***** RECORDS PROVIDED *****
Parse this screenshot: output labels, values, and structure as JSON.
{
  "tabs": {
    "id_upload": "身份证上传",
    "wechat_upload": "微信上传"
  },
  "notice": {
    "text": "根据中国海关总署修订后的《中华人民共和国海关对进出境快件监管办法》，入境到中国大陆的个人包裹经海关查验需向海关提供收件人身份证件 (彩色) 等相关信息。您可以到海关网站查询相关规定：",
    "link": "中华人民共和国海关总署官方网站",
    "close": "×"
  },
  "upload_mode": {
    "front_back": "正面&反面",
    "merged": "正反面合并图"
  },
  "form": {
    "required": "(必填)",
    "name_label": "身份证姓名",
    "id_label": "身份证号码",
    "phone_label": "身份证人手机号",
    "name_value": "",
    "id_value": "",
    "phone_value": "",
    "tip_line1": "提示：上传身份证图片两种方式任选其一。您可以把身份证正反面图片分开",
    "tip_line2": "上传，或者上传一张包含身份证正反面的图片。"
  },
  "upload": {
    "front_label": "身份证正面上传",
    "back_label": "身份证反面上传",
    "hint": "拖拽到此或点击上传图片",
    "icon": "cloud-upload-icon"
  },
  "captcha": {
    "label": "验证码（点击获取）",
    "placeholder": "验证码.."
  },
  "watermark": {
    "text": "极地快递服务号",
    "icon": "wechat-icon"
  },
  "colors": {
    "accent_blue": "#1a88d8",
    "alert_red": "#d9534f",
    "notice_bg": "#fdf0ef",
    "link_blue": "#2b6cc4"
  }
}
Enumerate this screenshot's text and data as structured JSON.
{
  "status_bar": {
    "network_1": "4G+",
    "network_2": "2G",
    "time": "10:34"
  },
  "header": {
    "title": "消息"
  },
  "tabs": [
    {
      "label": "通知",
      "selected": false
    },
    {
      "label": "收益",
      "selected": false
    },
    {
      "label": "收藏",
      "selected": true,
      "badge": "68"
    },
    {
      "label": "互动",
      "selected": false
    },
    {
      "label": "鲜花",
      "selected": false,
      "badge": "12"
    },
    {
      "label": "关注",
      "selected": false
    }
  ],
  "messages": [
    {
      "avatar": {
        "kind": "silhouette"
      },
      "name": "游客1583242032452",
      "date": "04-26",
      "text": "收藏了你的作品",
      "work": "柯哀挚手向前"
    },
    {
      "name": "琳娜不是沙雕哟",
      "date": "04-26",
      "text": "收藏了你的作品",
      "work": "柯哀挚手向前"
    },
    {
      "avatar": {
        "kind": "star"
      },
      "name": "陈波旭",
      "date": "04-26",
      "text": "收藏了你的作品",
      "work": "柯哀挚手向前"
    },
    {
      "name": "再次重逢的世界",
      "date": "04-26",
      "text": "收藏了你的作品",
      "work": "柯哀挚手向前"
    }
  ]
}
*****
■ **GIVEN PROBLEM**
Check each line above for the string "icon" and show the ones that have it.

■ **TASK ANSWER**
    "icon": "cloud-upload-icon"
    "icon": "wechat-icon"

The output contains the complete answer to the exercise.